The author Robert J. Sawyer has reissued the text editor WordStar for DOS and makes it available for free download.
WordStar receives a new ‘plug-and-play’ version from one of its most loyal users, Canadian science fiction author Robert J. Sawyer. The classic word processing program in version 7.0d received its last update in 1992 and still has many advocates today. These include authors and fans such as Anne Rice, Arthur C. Clarke, Michael Chabon, Paul Levinson and James Gunn. It is also known as the text editor that George Martin used to complete “The Song of Ice and Fire”.
Was a huge fan in the 80s, Borland Sidekick also used Wordstar key binds. There is also:
Which is fun and in the aur.
Oh man, that throws me back - I used to teach people how to use WordStar in the early 80’s. As I remember it WordStar was the defacto standard in those days.
Later WordPerfect became the standard, because it was the first WYSIWYG-editor, which was considered by many to be one of its strong points.

### EXCERPTED DATA
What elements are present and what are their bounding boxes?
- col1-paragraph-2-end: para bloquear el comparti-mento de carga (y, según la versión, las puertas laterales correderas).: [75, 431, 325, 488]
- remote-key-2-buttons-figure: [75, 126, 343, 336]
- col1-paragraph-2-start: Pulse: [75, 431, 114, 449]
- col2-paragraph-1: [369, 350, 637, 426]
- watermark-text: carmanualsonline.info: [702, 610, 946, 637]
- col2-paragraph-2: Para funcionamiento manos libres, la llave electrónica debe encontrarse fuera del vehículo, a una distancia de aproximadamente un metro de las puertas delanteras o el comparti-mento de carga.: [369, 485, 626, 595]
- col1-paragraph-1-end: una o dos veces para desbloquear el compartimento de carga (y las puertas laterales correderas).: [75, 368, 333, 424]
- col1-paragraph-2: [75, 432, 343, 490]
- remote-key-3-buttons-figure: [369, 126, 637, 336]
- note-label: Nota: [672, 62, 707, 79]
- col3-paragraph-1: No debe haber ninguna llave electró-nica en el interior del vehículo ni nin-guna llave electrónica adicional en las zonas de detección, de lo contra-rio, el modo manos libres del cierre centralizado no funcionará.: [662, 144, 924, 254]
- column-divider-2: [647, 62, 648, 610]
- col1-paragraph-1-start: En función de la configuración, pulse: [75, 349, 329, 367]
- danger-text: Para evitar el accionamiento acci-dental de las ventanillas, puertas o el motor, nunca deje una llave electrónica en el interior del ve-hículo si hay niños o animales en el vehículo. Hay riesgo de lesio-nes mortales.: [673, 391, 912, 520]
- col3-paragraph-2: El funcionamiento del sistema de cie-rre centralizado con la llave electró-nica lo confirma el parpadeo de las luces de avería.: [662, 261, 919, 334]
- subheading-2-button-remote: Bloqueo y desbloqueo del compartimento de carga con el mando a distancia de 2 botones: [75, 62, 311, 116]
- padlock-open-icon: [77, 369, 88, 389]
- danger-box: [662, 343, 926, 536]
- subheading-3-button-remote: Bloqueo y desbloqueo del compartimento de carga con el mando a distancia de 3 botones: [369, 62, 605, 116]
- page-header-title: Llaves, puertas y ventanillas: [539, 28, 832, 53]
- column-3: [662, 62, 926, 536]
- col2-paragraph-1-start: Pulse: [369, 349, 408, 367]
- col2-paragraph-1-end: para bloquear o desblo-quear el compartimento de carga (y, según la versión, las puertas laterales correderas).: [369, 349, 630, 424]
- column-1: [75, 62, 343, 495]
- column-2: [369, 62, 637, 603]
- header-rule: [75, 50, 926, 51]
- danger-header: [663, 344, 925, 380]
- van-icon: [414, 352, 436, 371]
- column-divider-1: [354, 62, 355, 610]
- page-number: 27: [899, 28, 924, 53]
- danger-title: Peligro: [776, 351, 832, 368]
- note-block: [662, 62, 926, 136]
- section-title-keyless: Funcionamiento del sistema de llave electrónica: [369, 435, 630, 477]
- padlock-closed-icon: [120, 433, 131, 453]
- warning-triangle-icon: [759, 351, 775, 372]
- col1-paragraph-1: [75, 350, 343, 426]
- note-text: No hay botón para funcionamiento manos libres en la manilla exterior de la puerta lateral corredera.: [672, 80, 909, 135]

### EXERCISE AIM
Write the next part of the text about WordStar, picking up after its final sentence. The records have nothing to do with this.

### ANSWER SPACE
Edit: turns out my memory is playing tricks on me: WordStar was the first WYSIWYG editor[1].
Oh this brings back to many memories! I grew up with WordStar! For those who may have also, - Joe has a mode that operates as a WordStar clone. Joe’s been a favourite of mine for longer than I can remember.
- Vim for configuration files on CLI.
- Kate for config files in the GUI.
- Joe for everything else
Thanks for sharing the news!
Edit : To be clear, Joe is literally WordStar, - it copies the shortcuts of WordStar, while also adding some of the functionality of GNU-Emacs. Can’t recommend it enough!